The problem
Copy the material below, changing "Beef Bowls" to "Ramen Night" wherever it appears and keeping everything else the same.

[start of Provided records]

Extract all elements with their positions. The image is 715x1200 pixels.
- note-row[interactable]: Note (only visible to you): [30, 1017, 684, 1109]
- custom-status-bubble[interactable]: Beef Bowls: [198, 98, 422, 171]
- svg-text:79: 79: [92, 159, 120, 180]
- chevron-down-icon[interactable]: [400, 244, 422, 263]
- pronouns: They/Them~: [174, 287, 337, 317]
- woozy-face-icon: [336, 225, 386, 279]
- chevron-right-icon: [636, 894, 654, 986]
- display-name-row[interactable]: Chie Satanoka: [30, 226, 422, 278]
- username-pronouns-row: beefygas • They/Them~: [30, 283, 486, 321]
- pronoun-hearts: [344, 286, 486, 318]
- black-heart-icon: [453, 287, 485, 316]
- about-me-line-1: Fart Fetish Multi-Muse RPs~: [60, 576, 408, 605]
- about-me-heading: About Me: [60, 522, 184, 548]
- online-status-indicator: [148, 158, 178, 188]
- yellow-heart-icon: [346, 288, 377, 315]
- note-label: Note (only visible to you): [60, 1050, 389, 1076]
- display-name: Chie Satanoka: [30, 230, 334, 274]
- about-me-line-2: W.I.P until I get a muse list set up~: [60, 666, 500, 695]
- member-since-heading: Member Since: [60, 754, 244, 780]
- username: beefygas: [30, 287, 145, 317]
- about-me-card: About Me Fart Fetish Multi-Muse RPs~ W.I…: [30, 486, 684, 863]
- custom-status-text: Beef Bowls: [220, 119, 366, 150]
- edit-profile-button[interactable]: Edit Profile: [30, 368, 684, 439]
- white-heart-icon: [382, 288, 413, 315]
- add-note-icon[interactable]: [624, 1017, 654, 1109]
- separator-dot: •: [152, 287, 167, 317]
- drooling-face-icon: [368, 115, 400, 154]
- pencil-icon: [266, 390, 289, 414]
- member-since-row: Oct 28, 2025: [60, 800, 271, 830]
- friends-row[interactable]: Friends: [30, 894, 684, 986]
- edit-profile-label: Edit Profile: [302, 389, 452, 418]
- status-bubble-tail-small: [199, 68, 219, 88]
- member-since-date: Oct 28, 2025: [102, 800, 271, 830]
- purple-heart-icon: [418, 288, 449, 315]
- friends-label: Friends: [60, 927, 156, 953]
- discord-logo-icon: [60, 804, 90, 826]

[end of Provided records]

Written solution
Extract all elements with their positions. The image is 715x1200 pixels.
- note-row[interactable]: Note (only visible to you): [30, 1017, 684, 1109]
- custom-status-bubble[interactable]: Ramen Night: [198, 98, 422, 171]
- svg-text:79: 79: [92, 159, 120, 180]
- chevron-down-icon[interactable]: [400, 244, 422, 263]
- pronouns: They/Them~: [174, 287, 337, 317]
- woozy-face-icon: [336, 225, 386, 279]
- chevron-right-icon: [636, 894, 654, 986]
- display-name-row[interactable]: Chie Satanoka: [30, 226, 422, 278]
- username-pronouns-row: beefygas • They/Them~: [30, 283, 486, 321]
- pronoun-hearts: [344, 286, 486, 318]
- black-heart-icon: [453, 287, 485, 316]
- about-me-line-1: Fart Fetish Multi-Muse RPs~: [60, 576, 408, 605]
- about-me-heading: About Me: [60, 522, 184, 548]
- online-status-indicator: [148, 158, 178, 188]
- yellow-heart-icon: [346, 288, 377, 315]
- note-label: Note (only visible to you): [60, 1050, 389, 1076]
- display-name: Chie Satanoka: [30, 230, 334, 274]
- about-me-line-2: W.I.P until I get a muse list set up~: [60, 666, 500, 695]
- member-since-heading: Member Since: [60, 754, 244, 780]
- username: beefygas: [30, 287, 145, 317]
- about-me-card: About Me Fart Fetish Multi-Muse RPs~ W.I…: [30, 486, 684, 863]
- custom-status-text: Ramen Night: [220, 119, 366, 150]
- edit-profile-button[interactable]: Edit Profile: [30, 368, 684, 439]
- white-heart-icon: [382, 288, 413, 315]
- add-note-icon[interactable]: [624, 1017, 654, 1109]
- separator-dot: •: [152, 287, 167, 317]
- drooling-face-icon: [368, 115, 400, 154]
- pencil-icon: [266, 390, 289, 414]
- member-since-row: Oct 28, 2025: [60, 800, 271, 830]
- friends-row[interactable]: Friends: [30, 894, 684, 986]
- edit-profile-label: Edit Profile: [302, 389, 452, 418]
- status-bubble-tail-small: [199, 68, 219, 88]
- member-since-date: Oct 28, 2025: [102, 800, 271, 830]
- purple-heart-icon: [418, 288, 449, 315]
- friends-label: Friends: [60, 927, 156, 953]
- discord-logo-icon: [60, 804, 90, 826]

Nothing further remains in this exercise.